WRITTEN INSTRUCTION: Tally the lines of the listing that contain the word "title", then give the total and nothing else.

** BEGIN **

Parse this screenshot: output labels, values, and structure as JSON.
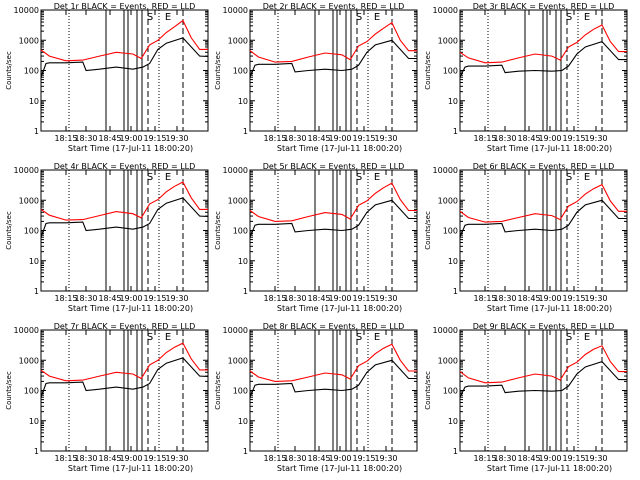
{
  "colors": {
    "background": "#ffffff",
    "axes": "#000000",
    "events": "#000000",
    "lld": "#ff0000"
  },
  "chart_data": [
    {
      "type": "line",
      "title": "Det 1r BLACK = Events, RED = LLD",
      "xlabel": "Start Time (17-Jul-11 18:00:20)",
      "ylabel": "Counts/sec",
      "xticks": [
        "18:15",
        "18:30",
        "18:45",
        "19:00",
        "19:15",
        "19:30"
      ],
      "yticks": [
        "1",
        "10",
        "100",
        "1000",
        "10000"
      ],
      "yscale": "log",
      "ylim": [
        1,
        10000
      ],
      "xlim": [
        0,
        100
      ],
      "markers": [
        "S",
        "E"
      ],
      "series": [
        {
          "name": "Events",
          "color": "#000000",
          "x": [
            0,
            3,
            5,
            15,
            25,
            27,
            35,
            45,
            55,
            61,
            65,
            70,
            75,
            85,
            95,
            100
          ],
          "y": [
            60,
            170,
            180,
            180,
            190,
            100,
            110,
            130,
            110,
            130,
            170,
            500,
            800,
            1200,
            300,
            290
          ]
        },
        {
          "name": "LLD",
          "color": "#ff0000",
          "x": [
            0,
            5,
            15,
            25,
            35,
            45,
            55,
            60,
            65,
            70,
            75,
            80,
            85,
            90,
            95,
            100
          ],
          "y": [
            480,
            300,
            210,
            220,
            300,
            400,
            350,
            250,
            700,
            1000,
            1800,
            2800,
            4500,
            1200,
            500,
            500
          ]
        }
      ]
    },
    {
      "type": "line",
      "title": "Det 2r BLACK = Events, RED = LLD",
      "xlabel": "Start Time (17-Jul-11 18:00:20)",
      "ylabel": "Counts/sec",
      "xticks": [
        "18:15",
        "18:30",
        "18:45",
        "19:00",
        "19:15",
        "19:30"
      ],
      "yticks": [
        "1",
        "10",
        "100",
        "1000",
        "10000"
      ],
      "yscale": "log",
      "ylim": [
        1,
        10000
      ],
      "xlim": [
        0,
        100
      ],
      "markers": [
        "S",
        "E"
      ],
      "series": [
        {
          "name": "Events",
          "color": "#000000",
          "x": [
            0,
            3,
            5,
            15,
            25,
            27,
            35,
            45,
            55,
            61,
            65,
            70,
            75,
            85,
            95,
            100
          ],
          "y": [
            60,
            150,
            160,
            160,
            170,
            90,
            100,
            110,
            100,
            110,
            150,
            400,
            700,
            1000,
            250,
            250
          ]
        },
        {
          "name": "LLD",
          "color": "#ff0000",
          "x": [
            0,
            5,
            15,
            25,
            35,
            45,
            55,
            60,
            65,
            70,
            75,
            80,
            85,
            90,
            95,
            100
          ],
          "y": [
            450,
            280,
            190,
            200,
            280,
            380,
            330,
            230,
            650,
            900,
            1600,
            2500,
            3800,
            1000,
            450,
            450
          ]
        }
      ]
    },
    {
      "type": "line",
      "title": "Det 3r BLACK = Events, RED = LLD",
      "xlabel": "Start Time (17-Jul-11 18:00:20)",
      "ylabel": "Counts/sec",
      "xticks": [
        "18:15",
        "18:30",
        "18:45",
        "19:00",
        "19:15",
        "19:30"
      ],
      "yticks": [
        "1",
        "10",
        "100",
        "1000",
        "10000"
      ],
      "yscale": "log",
      "ylim": [
        1,
        10000
      ],
      "xlim": [
        0,
        100
      ],
      "markers": [
        "S",
        "E"
      ],
      "series": [
        {
          "name": "Events",
          "color": "#000000",
          "x": [
            0,
            3,
            5,
            15,
            25,
            27,
            35,
            45,
            55,
            61,
            65,
            70,
            75,
            85,
            95,
            100
          ],
          "y": [
            60,
            130,
            140,
            140,
            150,
            85,
            95,
            100,
            95,
            100,
            140,
            350,
            600,
            900,
            230,
            230
          ]
        },
        {
          "name": "LLD",
          "color": "#ff0000",
          "x": [
            0,
            5,
            15,
            25,
            35,
            45,
            55,
            60,
            65,
            70,
            75,
            80,
            85,
            90,
            95,
            100
          ],
          "y": [
            400,
            260,
            180,
            190,
            260,
            350,
            300,
            220,
            600,
            850,
            1500,
            2300,
            3200,
            900,
            420,
            420
          ]
        }
      ]
    },
    {
      "type": "line",
      "title": "Det 4r BLACK = Events, RED = LLD",
      "xlabel": "Start Time (17-Jul-11 18:00:20)",
      "ylabel": "Counts/sec",
      "xticks": [
        "18:15",
        "18:30",
        "18:45",
        "19:00",
        "19:15",
        "19:30"
      ],
      "yticks": [
        "1",
        "10",
        "100",
        "1000",
        "10000"
      ],
      "yscale": "log",
      "ylim": [
        1,
        10000
      ],
      "xlim": [
        0,
        100
      ],
      "markers": [
        "S",
        "E"
      ],
      "series": [
        {
          "name": "Events",
          "color": "#000000",
          "x": [
            0,
            3,
            5,
            15,
            25,
            27,
            35,
            45,
            55,
            61,
            65,
            70,
            75,
            85,
            95,
            100
          ],
          "y": [
            60,
            170,
            180,
            180,
            190,
            100,
            110,
            130,
            110,
            130,
            170,
            500,
            800,
            1200,
            300,
            290
          ]
        },
        {
          "name": "LLD",
          "color": "#ff0000",
          "x": [
            0,
            5,
            15,
            25,
            35,
            45,
            55,
            60,
            65,
            70,
            75,
            80,
            85,
            90,
            95,
            100
          ],
          "y": [
            500,
            320,
            220,
            230,
            310,
            420,
            360,
            260,
            750,
            1050,
            1900,
            2900,
            4000,
            1200,
            500,
            500
          ]
        }
      ]
    },
    {
      "type": "line",
      "title": "Det 5r BLACK = Events, RED = LLD",
      "xlabel": "Start Time (17-Jul-11 18:00:20)",
      "ylabel": "Counts/sec",
      "xticks": [
        "18:15",
        "18:30",
        "18:45",
        "19:00",
        "19:15",
        "19:30"
      ],
      "yticks": [
        "1",
        "10",
        "100",
        "1000",
        "10000"
      ],
      "yscale": "log",
      "ylim": [
        1,
        10000
      ],
      "xlim": [
        0,
        100
      ],
      "markers": [
        "S",
        "E"
      ],
      "series": [
        {
          "name": "Events",
          "color": "#000000",
          "x": [
            0,
            3,
            5,
            15,
            25,
            27,
            35,
            45,
            55,
            61,
            65,
            70,
            75,
            85,
            95,
            100
          ],
          "y": [
            60,
            150,
            160,
            160,
            170,
            90,
            100,
            110,
            100,
            110,
            150,
            400,
            700,
            1000,
            250,
            250
          ]
        },
        {
          "name": "LLD",
          "color": "#ff0000",
          "x": [
            0,
            5,
            15,
            25,
            35,
            45,
            55,
            60,
            65,
            70,
            75,
            80,
            85,
            90,
            95,
            100
          ],
          "y": [
            460,
            290,
            200,
            210,
            290,
            390,
            340,
            240,
            680,
            950,
            1700,
            2600,
            3700,
            1050,
            460,
            460
          ]
        }
      ]
    },
    {
      "type": "line",
      "title": "Det 6r BLACK = Events, RED = LLD",
      "xlabel": "Start Time (17-Jul-11 18:00:20)",
      "ylabel": "Counts/sec",
      "xticks": [
        "18:15",
        "18:30",
        "18:45",
        "19:00",
        "19:15",
        "19:30"
      ],
      "yticks": [
        "1",
        "10",
        "100",
        "1000",
        "10000"
      ],
      "yscale": "log",
      "ylim": [
        1,
        10000
      ],
      "xlim": [
        0,
        100
      ],
      "markers": [
        "S",
        "E"
      ],
      "series": [
        {
          "name": "Events",
          "color": "#000000",
          "x": [
            0,
            3,
            5,
            15,
            25,
            27,
            35,
            45,
            55,
            61,
            65,
            70,
            75,
            85,
            95,
            100
          ],
          "y": [
            60,
            150,
            160,
            160,
            170,
            90,
            100,
            110,
            100,
            110,
            150,
            400,
            700,
            1000,
            250,
            250
          ]
        },
        {
          "name": "LLD",
          "color": "#ff0000",
          "x": [
            0,
            5,
            15,
            25,
            35,
            45,
            55,
            60,
            65,
            70,
            75,
            80,
            85,
            90,
            95,
            100
          ],
          "y": [
            430,
            270,
            190,
            200,
            270,
            360,
            310,
            230,
            640,
            900,
            1600,
            2400,
            3300,
            950,
            430,
            430
          ]
        }
      ]
    },
    {
      "type": "line",
      "title": "Det 7r BLACK = Events, RED = LLD",
      "xlabel": "Start Time (17-Jul-11 18:00:20)",
      "ylabel": "Counts/sec",
      "xticks": [
        "18:15",
        "18:30",
        "18:45",
        "19:00",
        "19:15",
        "19:30"
      ],
      "yticks": [
        "1",
        "10",
        "100",
        "1000",
        "10000"
      ],
      "yscale": "log",
      "ylim": [
        1,
        10000
      ],
      "xlim": [
        0,
        100
      ],
      "markers": [
        "S",
        "E"
      ],
      "series": [
        {
          "name": "Events",
          "color": "#000000",
          "x": [
            0,
            3,
            5,
            15,
            25,
            27,
            35,
            45,
            55,
            61,
            65,
            70,
            75,
            85,
            95,
            100
          ],
          "y": [
            60,
            170,
            180,
            180,
            190,
            100,
            110,
            130,
            110,
            130,
            170,
            500,
            800,
            1200,
            300,
            290
          ]
        },
        {
          "name": "LLD",
          "color": "#ff0000",
          "x": [
            0,
            5,
            15,
            25,
            35,
            45,
            55,
            60,
            65,
            70,
            75,
            80,
            85,
            90,
            95,
            100
          ],
          "y": [
            470,
            300,
            210,
            220,
            300,
            400,
            350,
            250,
            700,
            1000,
            1800,
            2700,
            3700,
            1100,
            480,
            480
          ]
        }
      ]
    },
    {
      "type": "line",
      "title": "Det 8r BLACK = Events, RED = LLD",
      "xlabel": "Start Time (17-Jul-11 18:00:20)",
      "ylabel": "Counts/sec",
      "xticks": [
        "18:15",
        "18:30",
        "18:45",
        "19:00",
        "19:15",
        "19:30"
      ],
      "yticks": [
        "1",
        "10",
        "100",
        "1000",
        "10000"
      ],
      "yscale": "log",
      "ylim": [
        1,
        10000
      ],
      "xlim": [
        0,
        100
      ],
      "markers": [
        "S",
        "E"
      ],
      "series": [
        {
          "name": "Events",
          "color": "#000000",
          "x": [
            0,
            3,
            5,
            15,
            25,
            27,
            35,
            45,
            55,
            61,
            65,
            70,
            75,
            85,
            95,
            100
          ],
          "y": [
            60,
            150,
            160,
            160,
            170,
            90,
            100,
            110,
            100,
            110,
            150,
            400,
            700,
            1000,
            250,
            250
          ]
        },
        {
          "name": "LLD",
          "color": "#ff0000",
          "x": [
            0,
            5,
            15,
            25,
            35,
            45,
            55,
            60,
            65,
            70,
            75,
            80,
            85,
            90,
            95,
            100
          ],
          "y": [
            440,
            280,
            200,
            210,
            280,
            380,
            330,
            240,
            660,
            930,
            1650,
            2500,
            3400,
            1000,
            440,
            440
          ]
        }
      ]
    },
    {
      "type": "line",
      "title": "Det 9r BLACK = Events, RED = LLD",
      "xlabel": "Start Time (17-Jul-11 18:00:20)",
      "ylabel": "Counts/sec",
      "xticks": [
        "18:15",
        "18:30",
        "18:45",
        "19:00",
        "19:15",
        "19:30"
      ],
      "yticks": [
        "1",
        "10",
        "100",
        "1000",
        "10000"
      ],
      "yscale": "log",
      "ylim": [
        1,
        10000
      ],
      "xlim": [
        0,
        100
      ],
      "markers": [
        "S",
        "E"
      ],
      "series": [
        {
          "name": "Events",
          "color": "#000000",
          "x": [
            0,
            3,
            5,
            15,
            25,
            27,
            35,
            45,
            55,
            61,
            65,
            70,
            75,
            85,
            95,
            100
          ],
          "y": [
            60,
            130,
            140,
            140,
            150,
            85,
            95,
            100,
            95,
            100,
            140,
            350,
            600,
            900,
            230,
            230
          ]
        },
        {
          "name": "LLD",
          "color": "#ff0000",
          "x": [
            0,
            5,
            15,
            25,
            35,
            45,
            55,
            60,
            65,
            70,
            75,
            80,
            85,
            90,
            95,
            100
          ],
          "y": [
            420,
            260,
            180,
            190,
            260,
            350,
            300,
            220,
            610,
            860,
            1550,
            2300,
            3000,
            900,
            420,
            420
          ]
        }
      ]
    }
  ]
}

** END **

SOLUTION TO THE EXERCISE: 9